**Given problem**
Reproduce every entry that follows word for word, but omit the images.

>> Start Given information

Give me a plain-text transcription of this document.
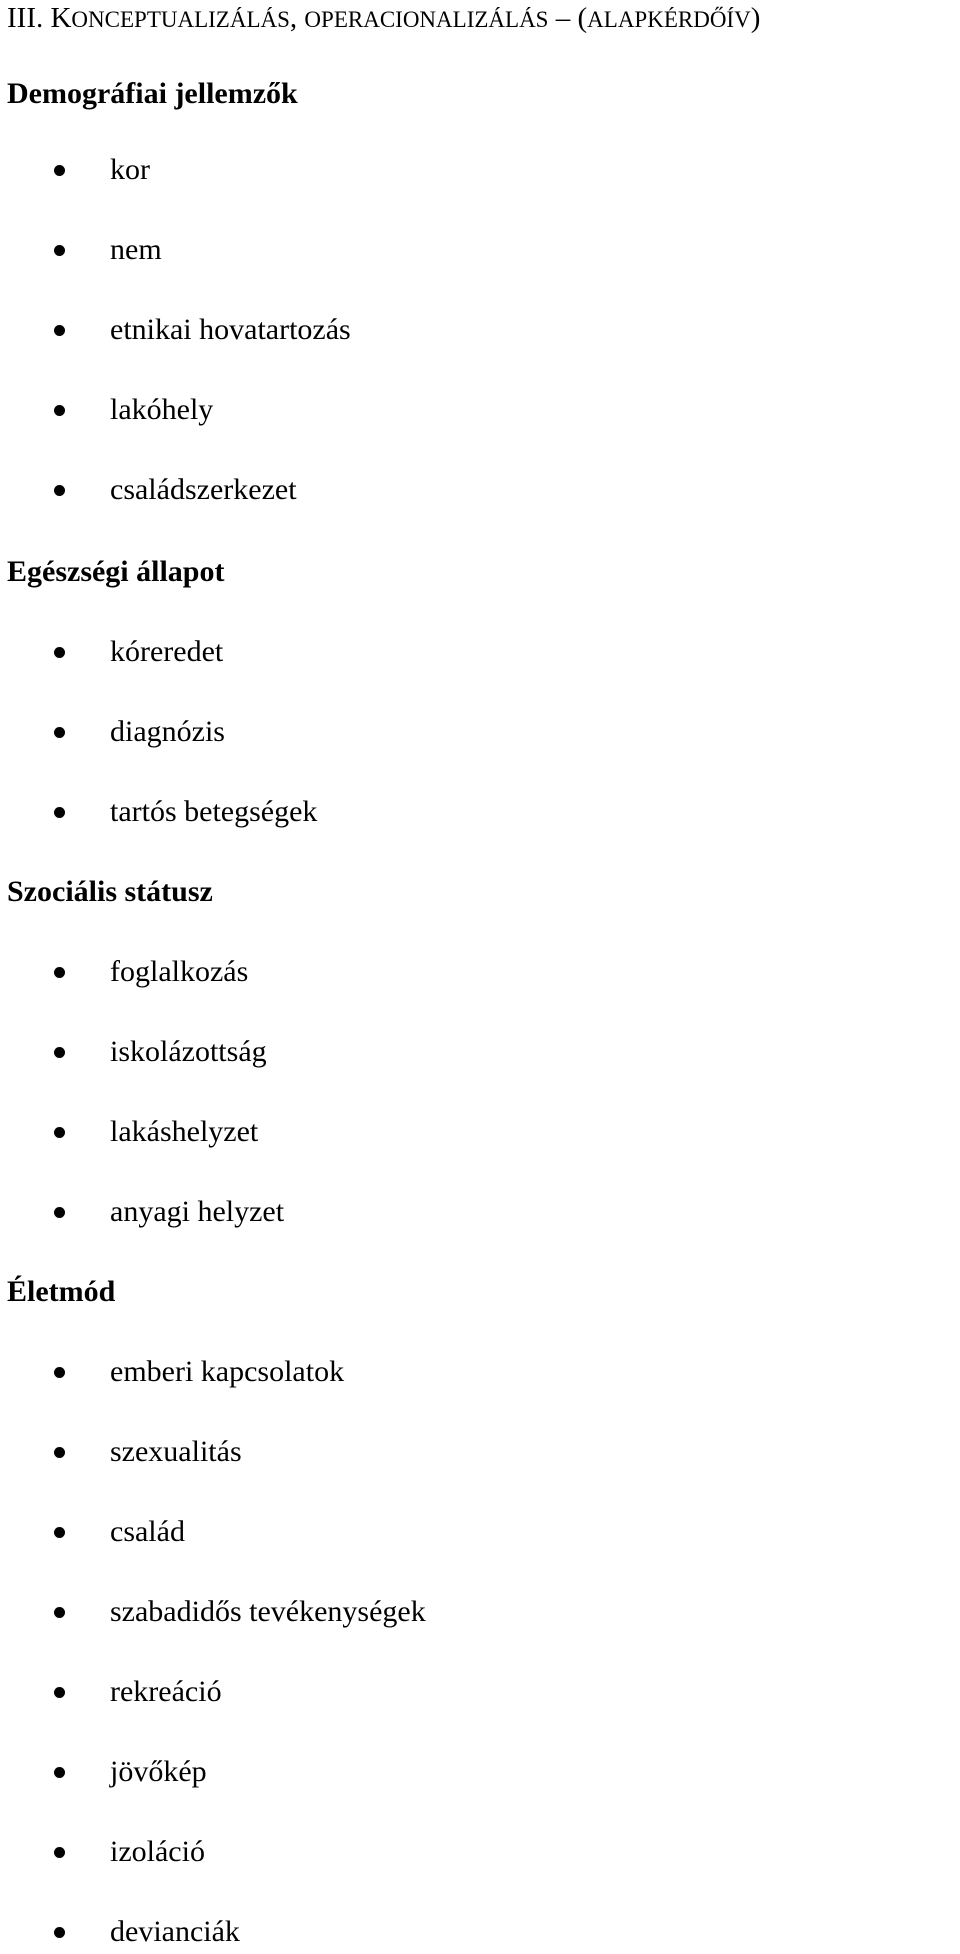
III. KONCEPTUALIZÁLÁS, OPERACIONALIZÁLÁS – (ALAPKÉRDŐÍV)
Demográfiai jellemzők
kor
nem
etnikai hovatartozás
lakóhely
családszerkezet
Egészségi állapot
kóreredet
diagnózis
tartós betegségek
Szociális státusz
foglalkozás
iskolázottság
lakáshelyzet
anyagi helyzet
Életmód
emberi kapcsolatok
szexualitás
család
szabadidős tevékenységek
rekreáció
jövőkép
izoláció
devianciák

>> End Given information

**Answer for this exercise**
Give me a plain-text transcription of this document.
III. KONCEPTUALIZÁLÁS, OPERACIONALIZÁLÁS – (ALAPKÉRDŐÍV)
Demográfiai jellemzők
kor
nem
etnikai hovatartozás
lakóhely
családszerkezet
Egészségi állapot
kóreredet
diagnózis
tartós betegségek
Szociális státusz
foglalkozás
iskolázottság
lakáshelyzet
anyagi helyzet
Életmód
emberi kapcsolatok
szexualitás
család
szabadidős tevékenységek
rekreáció
jövőkép
izoláció
devianciák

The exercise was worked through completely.